(Dataset excerpt)
———

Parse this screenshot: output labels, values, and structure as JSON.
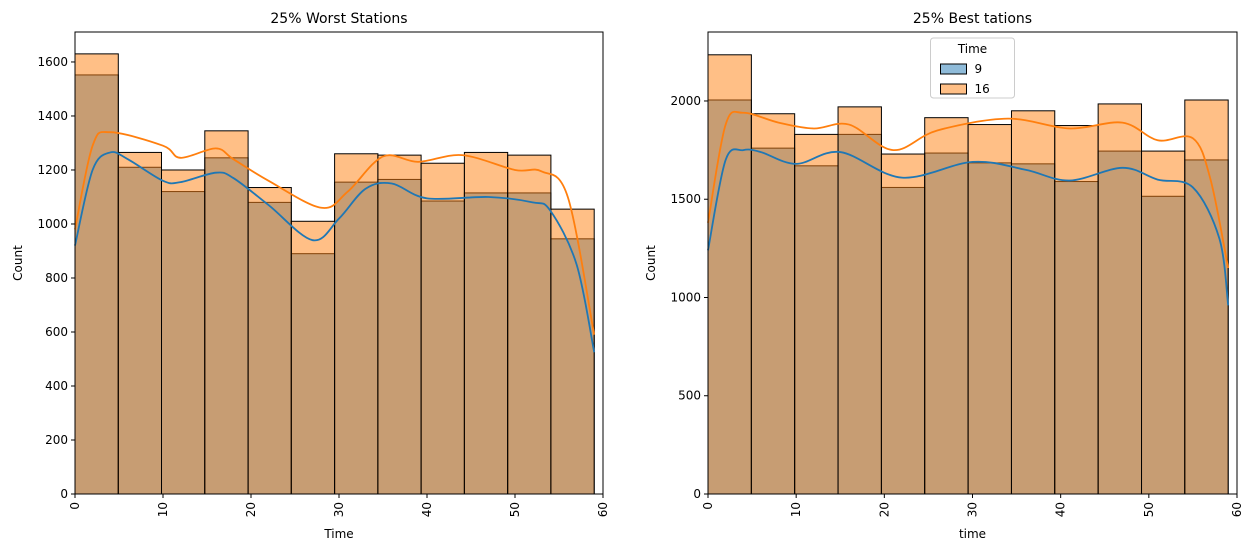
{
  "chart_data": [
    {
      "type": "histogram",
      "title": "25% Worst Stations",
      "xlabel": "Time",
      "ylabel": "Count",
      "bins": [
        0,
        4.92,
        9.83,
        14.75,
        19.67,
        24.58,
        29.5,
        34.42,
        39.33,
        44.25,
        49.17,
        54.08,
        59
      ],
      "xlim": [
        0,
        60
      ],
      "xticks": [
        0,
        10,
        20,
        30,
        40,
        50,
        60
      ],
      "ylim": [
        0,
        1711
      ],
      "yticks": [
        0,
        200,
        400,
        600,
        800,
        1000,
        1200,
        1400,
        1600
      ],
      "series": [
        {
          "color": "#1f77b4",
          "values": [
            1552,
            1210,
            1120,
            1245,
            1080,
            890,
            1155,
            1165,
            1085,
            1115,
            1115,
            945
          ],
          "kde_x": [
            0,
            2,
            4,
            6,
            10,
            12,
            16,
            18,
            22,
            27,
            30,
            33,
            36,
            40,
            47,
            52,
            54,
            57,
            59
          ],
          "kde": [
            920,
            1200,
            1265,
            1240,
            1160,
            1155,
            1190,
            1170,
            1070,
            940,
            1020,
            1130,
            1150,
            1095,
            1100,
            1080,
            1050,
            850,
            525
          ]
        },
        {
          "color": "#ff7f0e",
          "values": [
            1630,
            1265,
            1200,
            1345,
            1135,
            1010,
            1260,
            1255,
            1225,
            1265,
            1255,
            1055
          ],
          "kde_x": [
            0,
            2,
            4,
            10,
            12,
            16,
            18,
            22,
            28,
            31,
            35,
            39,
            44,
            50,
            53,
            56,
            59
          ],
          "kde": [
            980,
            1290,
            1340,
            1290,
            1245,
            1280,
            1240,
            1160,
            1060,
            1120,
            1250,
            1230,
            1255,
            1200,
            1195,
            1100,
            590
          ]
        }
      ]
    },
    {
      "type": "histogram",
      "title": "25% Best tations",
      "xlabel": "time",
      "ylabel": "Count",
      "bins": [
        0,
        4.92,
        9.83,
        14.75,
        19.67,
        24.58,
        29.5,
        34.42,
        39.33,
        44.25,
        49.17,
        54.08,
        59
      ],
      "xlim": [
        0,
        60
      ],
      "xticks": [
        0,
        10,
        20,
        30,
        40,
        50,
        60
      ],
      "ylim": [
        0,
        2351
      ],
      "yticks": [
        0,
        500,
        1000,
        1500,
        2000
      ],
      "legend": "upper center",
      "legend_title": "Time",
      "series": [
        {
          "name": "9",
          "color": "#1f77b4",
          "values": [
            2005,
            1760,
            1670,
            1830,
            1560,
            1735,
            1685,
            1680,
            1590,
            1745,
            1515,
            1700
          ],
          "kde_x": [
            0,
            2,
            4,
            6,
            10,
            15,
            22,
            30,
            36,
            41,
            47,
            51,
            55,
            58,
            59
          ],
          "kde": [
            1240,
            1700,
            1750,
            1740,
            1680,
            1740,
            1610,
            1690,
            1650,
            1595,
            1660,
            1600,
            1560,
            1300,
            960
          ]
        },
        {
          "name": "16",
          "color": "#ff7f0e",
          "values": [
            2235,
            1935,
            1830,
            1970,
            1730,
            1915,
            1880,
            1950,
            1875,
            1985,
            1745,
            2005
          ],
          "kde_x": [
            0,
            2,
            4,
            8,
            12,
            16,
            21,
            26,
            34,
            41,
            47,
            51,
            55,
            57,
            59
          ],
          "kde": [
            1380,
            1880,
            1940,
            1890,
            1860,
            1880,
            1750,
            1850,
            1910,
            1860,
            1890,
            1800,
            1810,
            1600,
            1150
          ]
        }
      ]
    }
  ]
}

———

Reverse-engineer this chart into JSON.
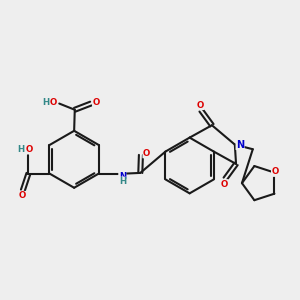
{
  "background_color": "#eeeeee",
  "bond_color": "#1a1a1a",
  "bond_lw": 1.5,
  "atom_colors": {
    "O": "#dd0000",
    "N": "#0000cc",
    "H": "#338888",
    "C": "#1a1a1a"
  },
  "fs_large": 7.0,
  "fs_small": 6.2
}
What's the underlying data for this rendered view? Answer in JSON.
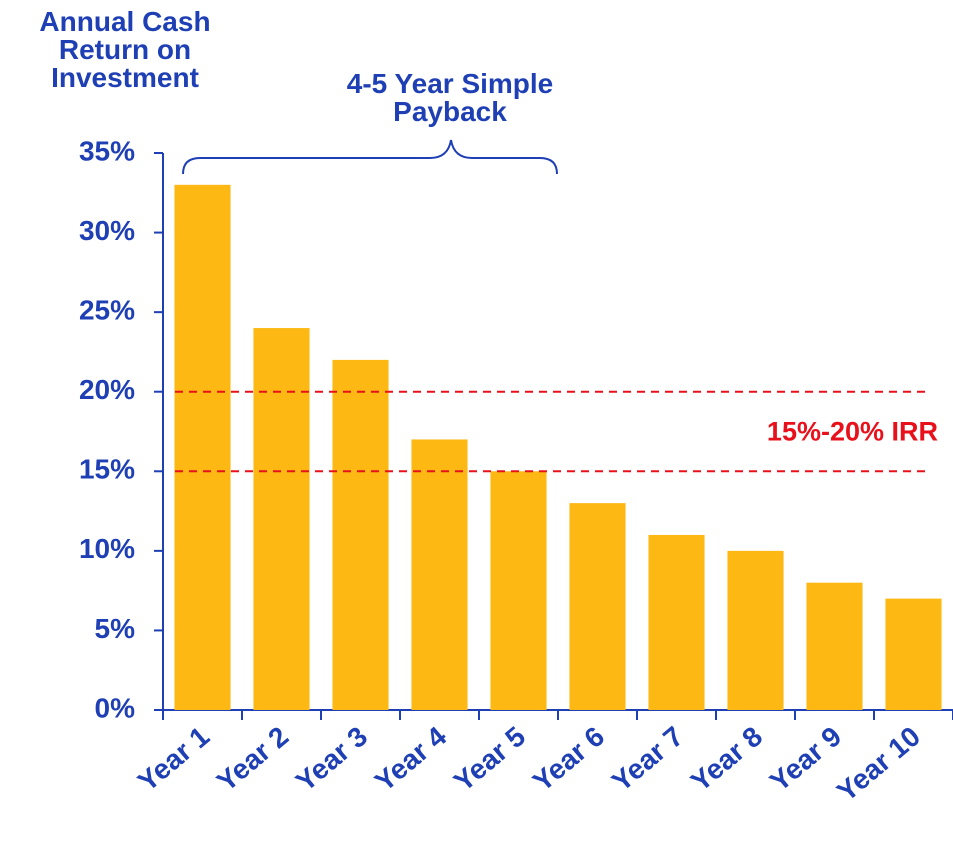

———

Omit the pictures. Extract exactly the lines that begin with the one holding "Reverse-engineer this chart into JSON." and end with the one holding "What's the underlying", inclusive.

Reverse-engineer this chart into JSON.
{
  "background_color": "#eeeeee",
  "bond_color": "#1a1a1a",
  "bond_lw": 1.5,
  "atom_colors": {
    "O": "#dd0000",
    "N": "#0000cc",
    "H": "#338888",
    "C": "#1a1a1a"
  },
  "fs_large": 7.0,
  "fs_small": 6.2
}
What's the underlying data for this rendered view? Answer in JSON.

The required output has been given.